### EXERCISE DIRECTIONS:
Where the data below has the string "this", return the whole line.

### DATA SHOWN:
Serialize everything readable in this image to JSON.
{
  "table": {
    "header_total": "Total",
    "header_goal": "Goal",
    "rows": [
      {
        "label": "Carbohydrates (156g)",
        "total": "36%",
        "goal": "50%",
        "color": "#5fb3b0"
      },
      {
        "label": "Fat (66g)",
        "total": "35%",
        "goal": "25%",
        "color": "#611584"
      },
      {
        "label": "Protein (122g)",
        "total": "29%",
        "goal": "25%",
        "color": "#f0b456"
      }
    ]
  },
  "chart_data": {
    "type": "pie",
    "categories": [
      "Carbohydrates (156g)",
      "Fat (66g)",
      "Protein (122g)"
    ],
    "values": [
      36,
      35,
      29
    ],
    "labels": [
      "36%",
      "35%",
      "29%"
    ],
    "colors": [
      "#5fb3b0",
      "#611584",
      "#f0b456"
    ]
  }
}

==

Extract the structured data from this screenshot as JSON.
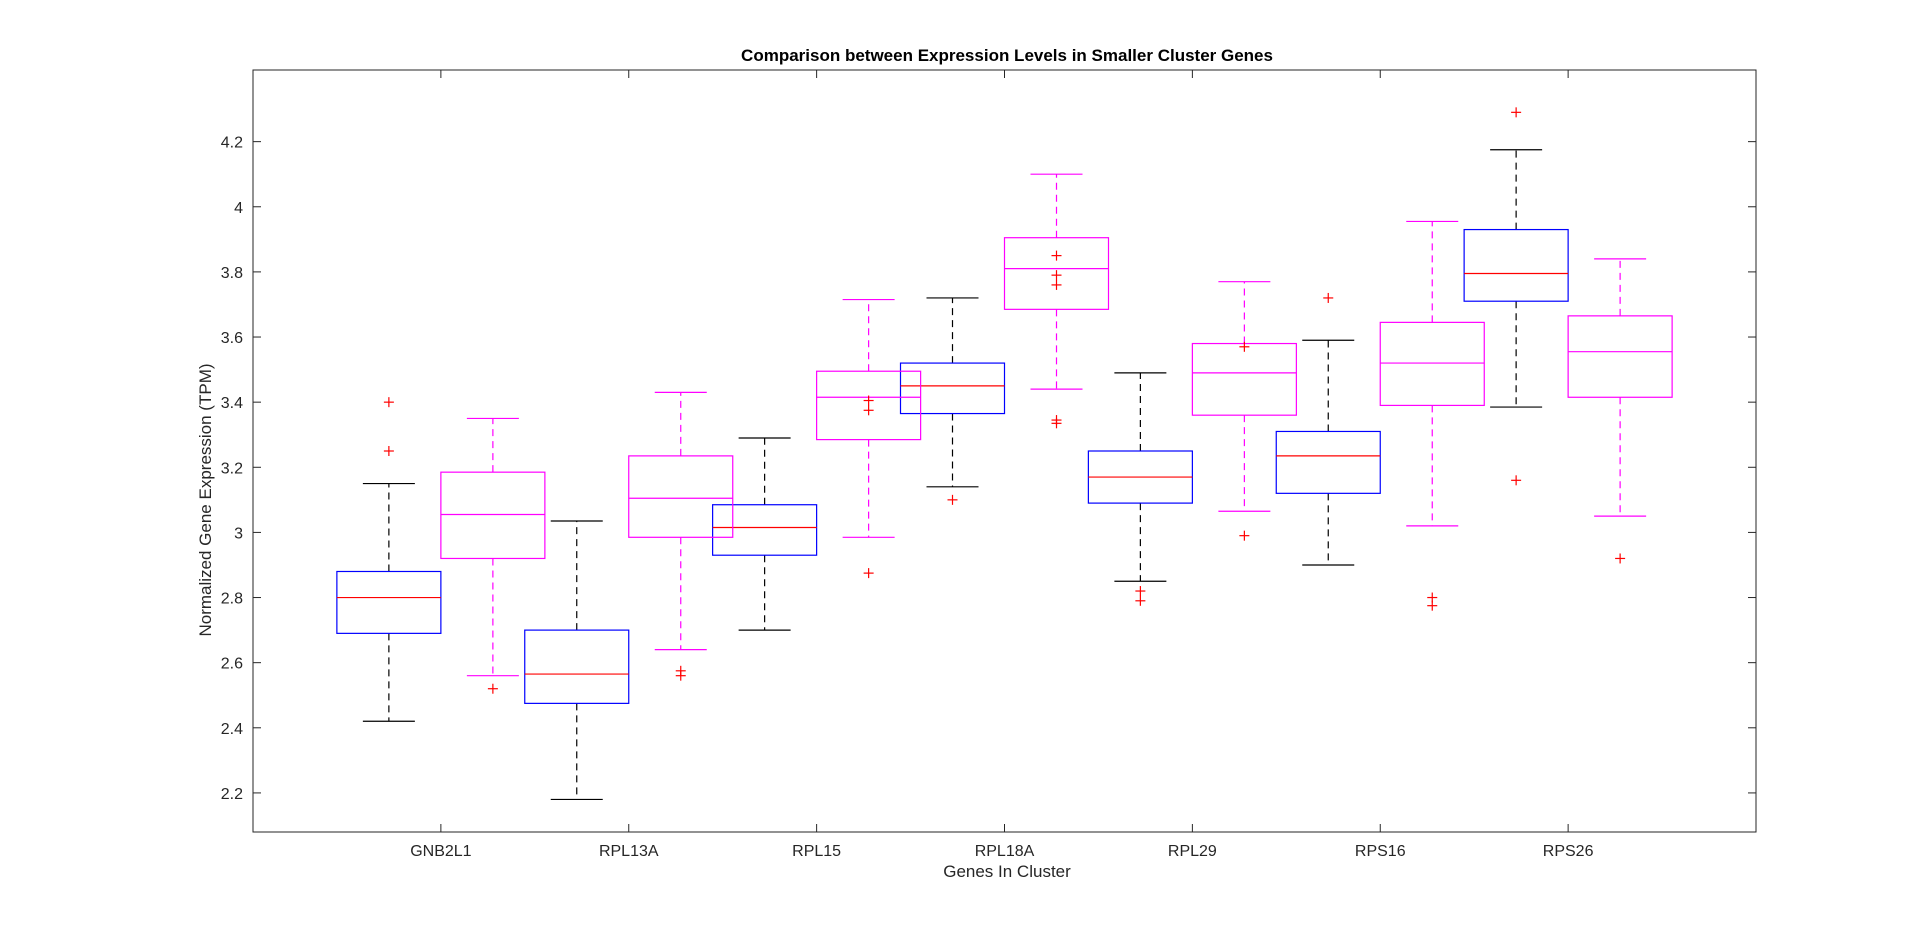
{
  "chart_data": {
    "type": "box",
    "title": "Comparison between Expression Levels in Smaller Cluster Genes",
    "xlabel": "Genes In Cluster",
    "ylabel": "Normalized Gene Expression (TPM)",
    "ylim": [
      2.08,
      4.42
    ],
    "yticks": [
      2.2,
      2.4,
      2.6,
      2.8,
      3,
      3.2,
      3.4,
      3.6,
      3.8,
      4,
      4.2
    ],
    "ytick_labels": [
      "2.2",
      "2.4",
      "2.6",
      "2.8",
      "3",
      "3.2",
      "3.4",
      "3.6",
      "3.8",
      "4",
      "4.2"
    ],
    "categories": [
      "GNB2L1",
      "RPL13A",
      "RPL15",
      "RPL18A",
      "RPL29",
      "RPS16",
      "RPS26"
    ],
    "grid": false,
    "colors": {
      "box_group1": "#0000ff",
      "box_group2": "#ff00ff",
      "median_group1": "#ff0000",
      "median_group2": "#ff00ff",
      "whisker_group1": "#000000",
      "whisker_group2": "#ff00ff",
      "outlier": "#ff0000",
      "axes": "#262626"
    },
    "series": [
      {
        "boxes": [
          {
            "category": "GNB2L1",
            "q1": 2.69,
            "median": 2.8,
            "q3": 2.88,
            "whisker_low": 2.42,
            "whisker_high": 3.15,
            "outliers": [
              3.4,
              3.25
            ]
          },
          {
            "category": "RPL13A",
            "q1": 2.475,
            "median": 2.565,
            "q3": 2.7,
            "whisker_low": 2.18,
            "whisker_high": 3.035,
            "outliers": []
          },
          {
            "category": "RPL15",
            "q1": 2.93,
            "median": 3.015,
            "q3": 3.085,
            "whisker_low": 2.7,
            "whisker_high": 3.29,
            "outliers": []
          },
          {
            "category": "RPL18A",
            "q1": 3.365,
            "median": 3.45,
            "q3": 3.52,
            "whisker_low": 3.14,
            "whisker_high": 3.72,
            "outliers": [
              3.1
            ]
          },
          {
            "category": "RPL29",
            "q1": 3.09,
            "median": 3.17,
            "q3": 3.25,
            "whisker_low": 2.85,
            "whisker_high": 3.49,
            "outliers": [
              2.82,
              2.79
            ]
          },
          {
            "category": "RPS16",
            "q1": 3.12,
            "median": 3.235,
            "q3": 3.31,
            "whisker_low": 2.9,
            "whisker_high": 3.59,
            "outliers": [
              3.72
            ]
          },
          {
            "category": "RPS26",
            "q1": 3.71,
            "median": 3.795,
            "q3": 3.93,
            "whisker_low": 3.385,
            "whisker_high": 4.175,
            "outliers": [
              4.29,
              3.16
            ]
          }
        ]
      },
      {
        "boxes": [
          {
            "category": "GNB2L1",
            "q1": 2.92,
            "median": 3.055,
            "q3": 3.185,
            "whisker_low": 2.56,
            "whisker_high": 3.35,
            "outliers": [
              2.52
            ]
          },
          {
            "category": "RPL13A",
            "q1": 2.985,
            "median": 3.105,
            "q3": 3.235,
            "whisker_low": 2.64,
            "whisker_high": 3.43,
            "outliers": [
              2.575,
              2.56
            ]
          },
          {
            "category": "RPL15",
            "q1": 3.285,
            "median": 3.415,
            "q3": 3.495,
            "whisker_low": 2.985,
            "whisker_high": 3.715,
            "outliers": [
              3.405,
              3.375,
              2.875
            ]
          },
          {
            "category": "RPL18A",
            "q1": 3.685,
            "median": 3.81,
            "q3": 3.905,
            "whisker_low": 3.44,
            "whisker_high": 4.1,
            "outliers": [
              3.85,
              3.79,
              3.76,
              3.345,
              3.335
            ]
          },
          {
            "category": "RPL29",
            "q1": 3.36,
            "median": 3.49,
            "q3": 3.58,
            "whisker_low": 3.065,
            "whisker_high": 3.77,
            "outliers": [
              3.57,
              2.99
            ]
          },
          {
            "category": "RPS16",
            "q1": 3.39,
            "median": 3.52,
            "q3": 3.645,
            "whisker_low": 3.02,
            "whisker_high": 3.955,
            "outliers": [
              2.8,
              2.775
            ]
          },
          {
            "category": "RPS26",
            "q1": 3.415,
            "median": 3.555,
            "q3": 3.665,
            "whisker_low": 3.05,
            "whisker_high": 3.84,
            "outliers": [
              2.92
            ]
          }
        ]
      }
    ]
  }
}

### SOLUTION TO THE PROBLEM:
Serialize everything readable in this image to JSON.
Extract the structured data from this screenshot as JSON.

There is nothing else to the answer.